__Required tasks__.
**1.** In the passage on the Chicago teachers' strike, what share of teacher evaluations does Mayor Rahm Emanuel want test scores to make up?
**2.** Please pull out every line of the entries that contains the string "text".

Uh, wait a minute...

Does it then make sense to hold a teacher accountable for a student's test scores if that student has a home that is "not right"? I mean, you would have to be brainless doofus to propose, for example, using test scores to evaluate teachers if you believed that if a "home is not right, nothing else in the classroom can supplement it."

Right?
About 26,000 members of the Chicago Teachers Union walked out Monday, locking more than 350,000 students out of schools. Contract negotiations continue.
In the past, says Joe Williams of Democrats for Education Reform, a New York-based group that has pushed for new teacher tenure laws, teachers' strikes have "been about the numbers -- pay and benefits. You don't tend to get these larger existential battles."
This strike is different. Foremost among the disputes: How much weight should schools give to student test scores when evaluating teachers? Chicago Mayor Rahm Emanuel, following the lead of the Obama administration, wants to make test scores represent as much as 40% of evaluations.
The union says many other factors, including a student's health, family situation and the stresses of poverty, make test scores less relevant.

__Records provided__.
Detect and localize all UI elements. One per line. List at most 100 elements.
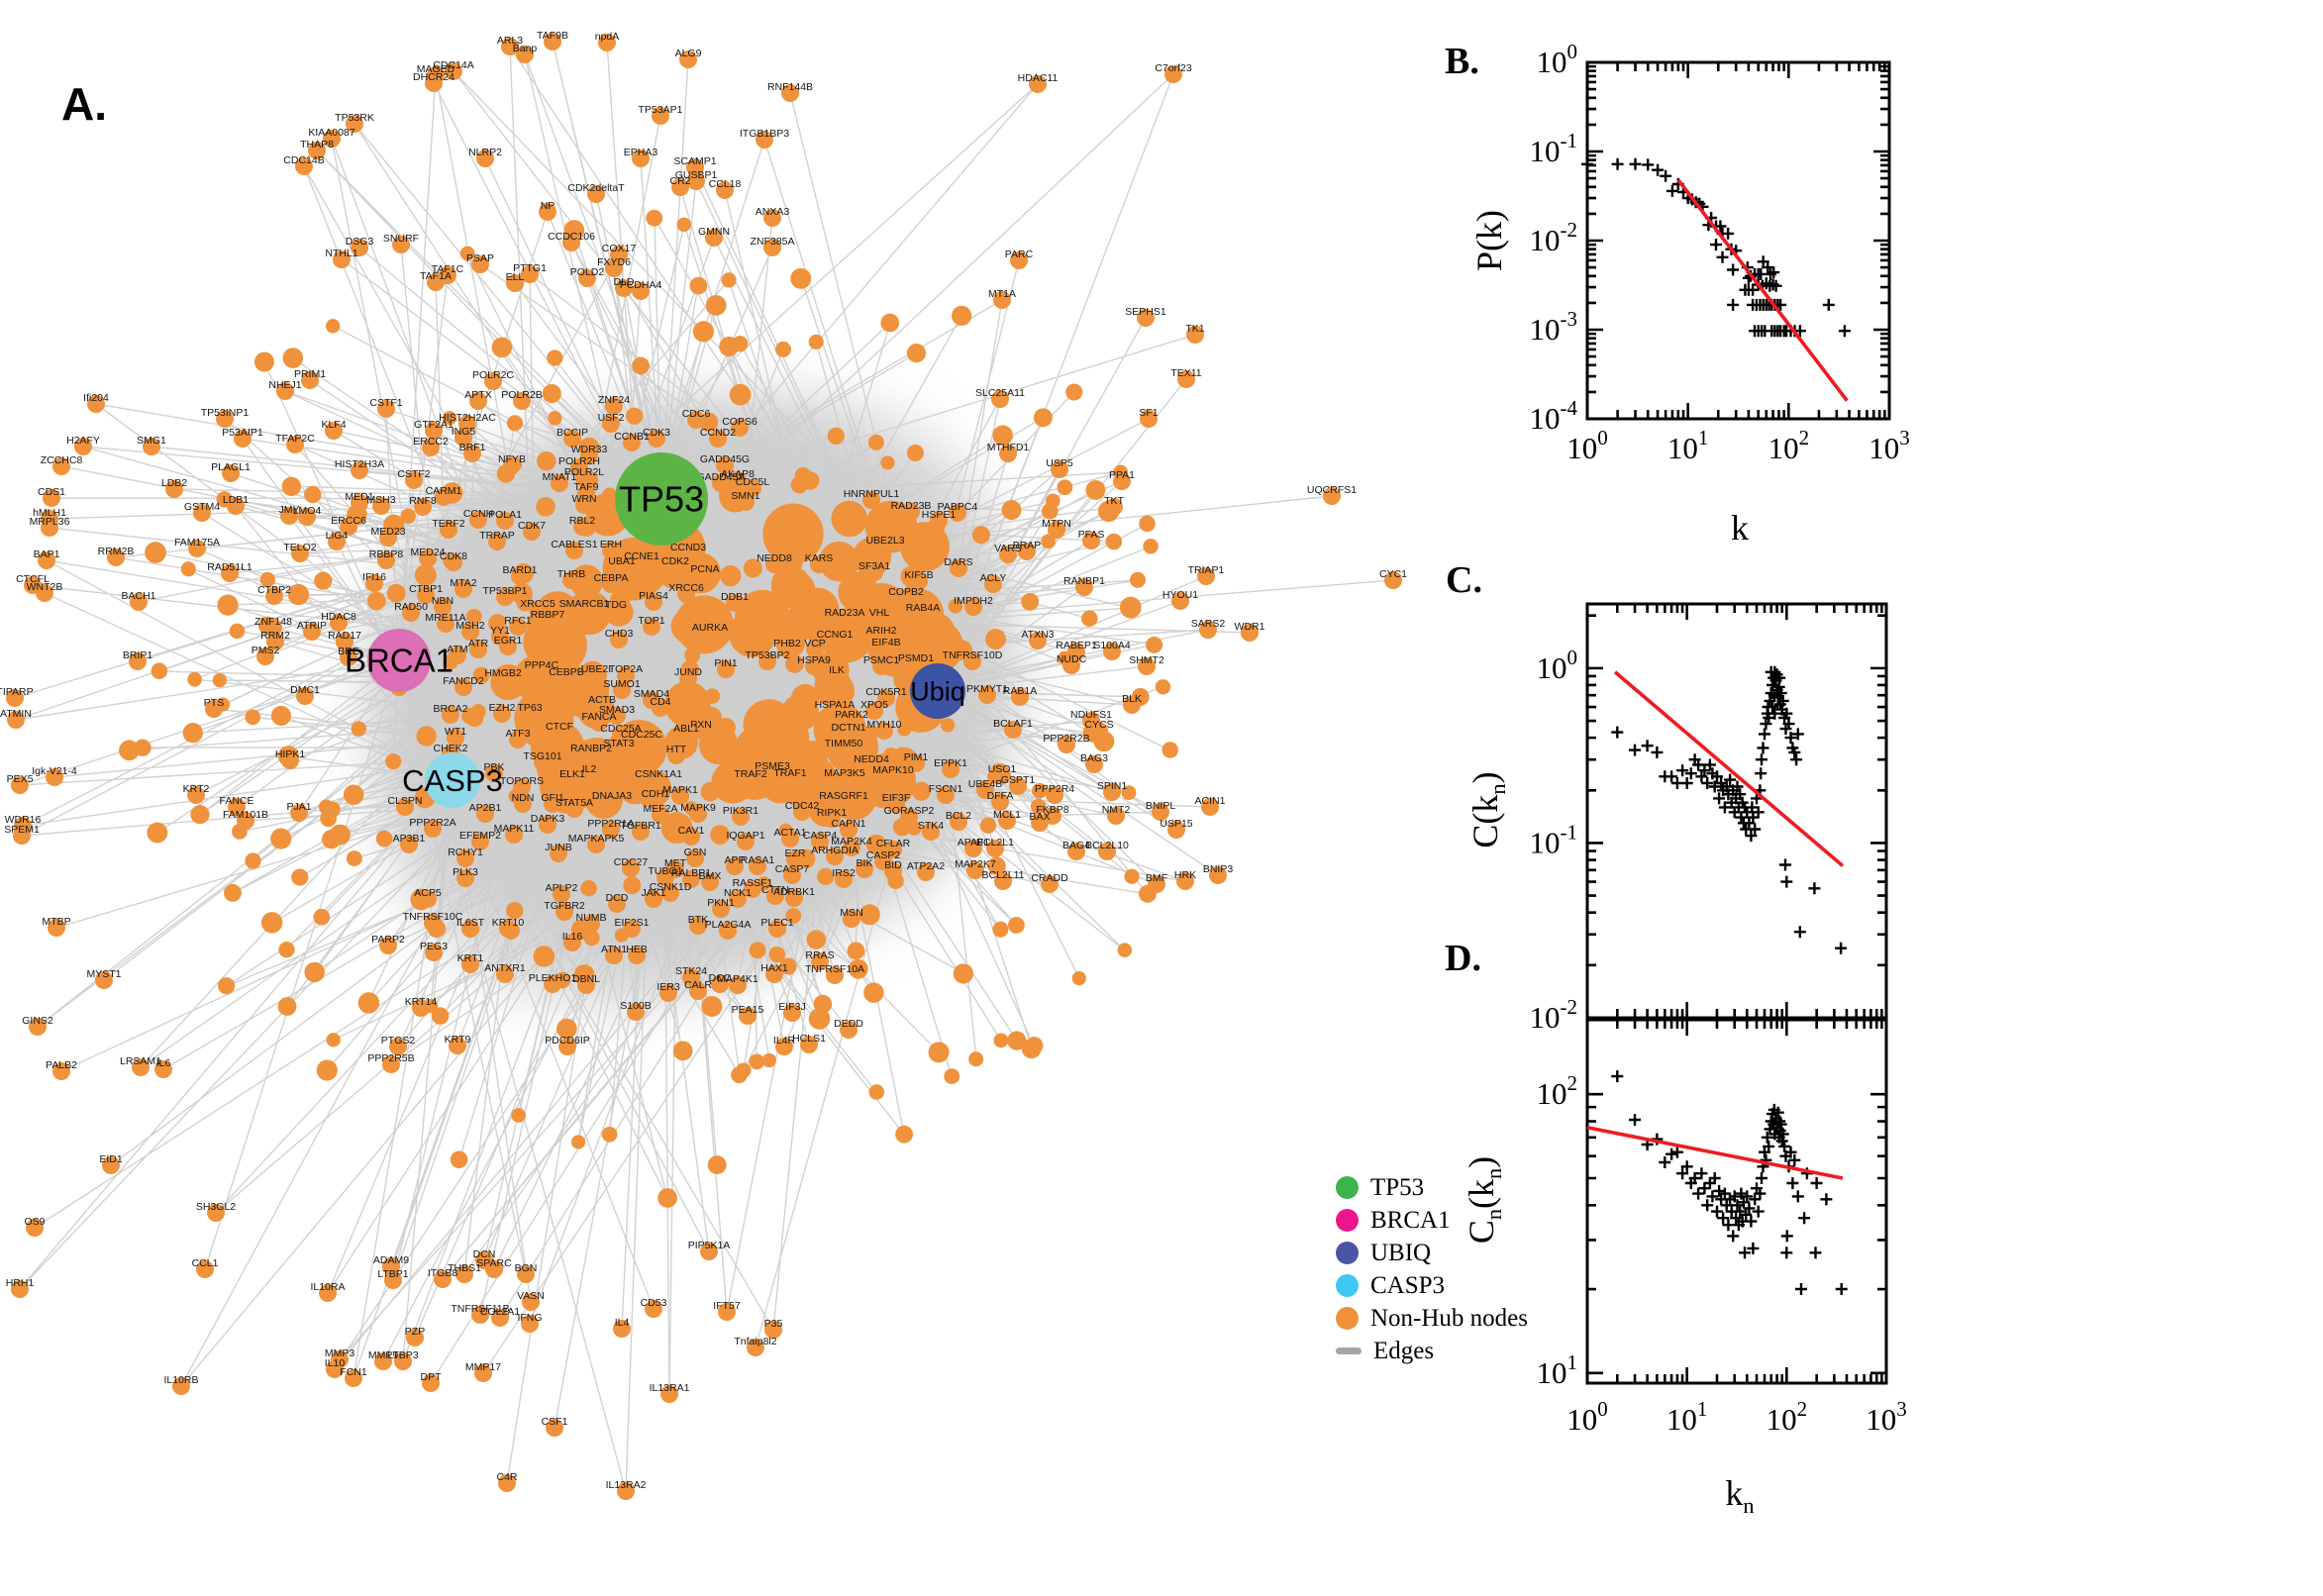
node-label: npdA: [595, 31, 620, 43]
svg-text:102: 102: [1767, 1397, 1808, 1437]
network-node: [1121, 785, 1137, 800]
network-node: [470, 704, 486, 720]
network-node: [1008, 917, 1025, 934]
node-label: COX17: [602, 243, 637, 254]
network-node: [541, 727, 579, 765]
node-label: RIPK1: [817, 807, 848, 819]
network-node: [716, 456, 734, 474]
network-node: [281, 751, 299, 769]
svg-text:10-1: 10-1: [1530, 129, 1578, 168]
node-label: PLEKHO1: [529, 972, 577, 984]
node-label: KLF4: [321, 419, 346, 431]
network-node: [287, 583, 310, 606]
axis-ticks: [1585, 60, 1891, 421]
network-node: [52, 457, 70, 475]
network-node: [1105, 533, 1123, 550]
network-node: [692, 722, 710, 740]
network-node: [491, 1309, 509, 1327]
network-node: [442, 706, 459, 724]
network-node: [36, 584, 53, 602]
node-label: RNF144B: [767, 81, 813, 93]
node-label: TKT: [1104, 495, 1124, 507]
ubiq-dot-icon: [1336, 1242, 1359, 1264]
node-label: AP2B1: [469, 802, 502, 814]
network-node: [145, 542, 166, 563]
node-label: POLR2L: [564, 466, 604, 478]
node-label: PSME3: [755, 760, 790, 772]
node-label: BCL2L1: [976, 837, 1014, 848]
node-label: IL13RA1: [650, 1382, 690, 1394]
legend-item-casp3: CASP3: [1336, 1269, 1528, 1302]
node-label: GADD45A: [696, 471, 745, 483]
network-node: [835, 741, 853, 758]
node-label: FSCN1: [929, 783, 963, 795]
svg-text:100: 100: [1537, 646, 1578, 685]
node-label: NUMB: [576, 912, 607, 924]
network-node: [580, 573, 602, 595]
network-node: [610, 631, 628, 648]
network-node: [888, 620, 908, 641]
network-node: [607, 602, 625, 620]
node-label: PKMYT1: [966, 683, 1008, 695]
network-node: [1046, 786, 1063, 804]
node-label: ELK1: [559, 768, 585, 780]
network-node: [632, 282, 650, 300]
network-node: [11, 1280, 29, 1298]
network-node: [986, 840, 1004, 857]
node-label: BMX: [699, 870, 722, 882]
node-label: CD53: [641, 1297, 667, 1309]
network-node: [222, 464, 240, 482]
network-node: [922, 823, 940, 841]
node-label: PSMC1: [863, 654, 899, 666]
network-node: [729, 471, 747, 489]
network-node: [325, 422, 343, 440]
network-node: [806, 641, 824, 658]
node-label: MED1: [345, 491, 373, 503]
node-label: ACLY: [980, 572, 1007, 584]
network-node: [455, 1265, 473, 1283]
network-node: [514, 795, 532, 813]
node-label: COL2A1: [480, 1306, 520, 1318]
node-label: MAPK9: [680, 802, 716, 814]
node-label: XPO5: [860, 699, 888, 711]
node-label: CFLAR: [876, 838, 911, 849]
node-label: APLP2: [546, 882, 578, 894]
node-label: BCCIP: [556, 427, 588, 439]
network-node: [442, 411, 457, 426]
node-label: HRH1: [6, 1277, 35, 1289]
node-label: TIPARP: [0, 686, 34, 698]
network-node: [445, 553, 462, 571]
node-label: POLD2: [570, 266, 605, 278]
node-label: CARM1: [426, 485, 462, 497]
network-node: [414, 498, 432, 516]
network-node: [282, 348, 304, 368]
network-node: [858, 904, 880, 926]
network-node: [608, 707, 626, 725]
node-label: ING5: [452, 426, 476, 438]
network-node: [522, 1293, 540, 1311]
network-node: [793, 803, 811, 821]
node-label: POLR2H: [558, 455, 600, 467]
node-label: DNAJA3: [592, 790, 632, 802]
network-node: [265, 587, 283, 605]
hub-node-ubiq: [910, 663, 965, 719]
node-label: RAD17: [328, 630, 361, 642]
network-node: [783, 513, 800, 531]
node-label: EZR: [785, 848, 806, 859]
network-node: [581, 779, 597, 796]
tp53-dot-icon: [1336, 1176, 1359, 1199]
network-node: [534, 753, 552, 771]
network-node: [610, 246, 628, 263]
node-label: NEDD4: [854, 753, 889, 765]
network-node: [205, 700, 223, 718]
node-label: SHMT2: [1129, 654, 1164, 666]
node-label: TGFBR2: [544, 900, 585, 912]
node-label: PJA1: [286, 801, 311, 813]
network-node: [147, 822, 168, 844]
network-node: [603, 793, 621, 811]
node-label: DARS: [944, 556, 972, 568]
node-label: JAK1: [641, 887, 665, 899]
node-label: EFEMP2: [459, 830, 501, 842]
network-node: [52, 1062, 70, 1080]
network-node: [840, 1021, 858, 1039]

__Set of answers__.
**1.** As much as 40%.

**2.**
svg-text:102: 102: [1767, 1397, 1808, 1437]
svg-text:10-1: 10-1: [1530, 129, 1578, 168]
svg-text:100: 100: [1537, 646, 1578, 685]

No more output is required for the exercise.